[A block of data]
******

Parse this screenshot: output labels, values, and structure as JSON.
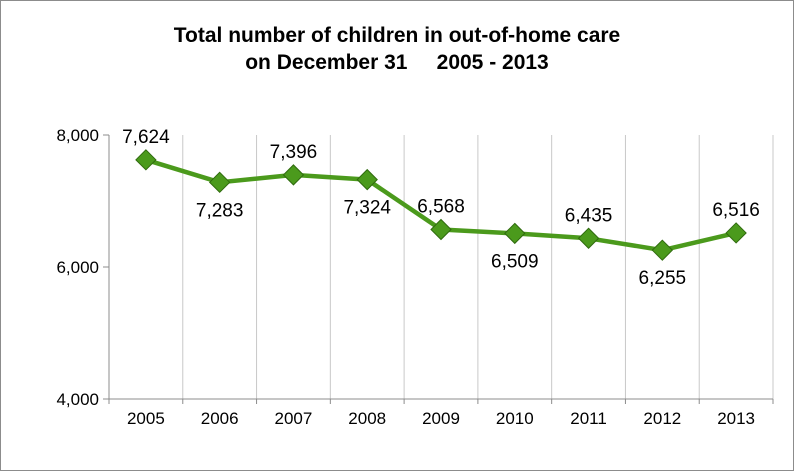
{
  "chart_data": {
    "type": "line",
    "title_line1": "Total number of children in out-of-home care",
    "title_line2": "on December 31     2005 - 2013",
    "xlabel": "",
    "ylabel": "",
    "categories": [
      "2005",
      "2006",
      "2007",
      "2008",
      "2009",
      "2010",
      "2011",
      "2012",
      "2013"
    ],
    "series": [
      {
        "values": [
          7624,
          7283,
          7396,
          7324,
          6568,
          6509,
          6435,
          6255,
          6516
        ],
        "labels": [
          "7,624",
          "7,283",
          "7,396",
          "7,324",
          "6,568",
          "6,509",
          "6,435",
          "6,255",
          "6,516"
        ],
        "label_positions": [
          "above",
          "below",
          "above",
          "below",
          "above",
          "below",
          "above",
          "below",
          "above"
        ],
        "color": "#4b9a1c",
        "marker": "diamond"
      }
    ],
    "ylim": [
      4000,
      8000
    ],
    "yticks": [
      4000,
      6000,
      8000
    ],
    "ytick_labels": [
      "4,000",
      "6,000",
      "8,000"
    ],
    "grid": "vertical",
    "grid_color": "#c8c8c8",
    "axis_color": "#8c8c8c",
    "legend": "none"
  }
}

******

## Work instructions
Copy each line holding the word "values" from the listing above.

## Exercise output
Parse this screenshot: output labels, values, and structure as JSON.
        "values": [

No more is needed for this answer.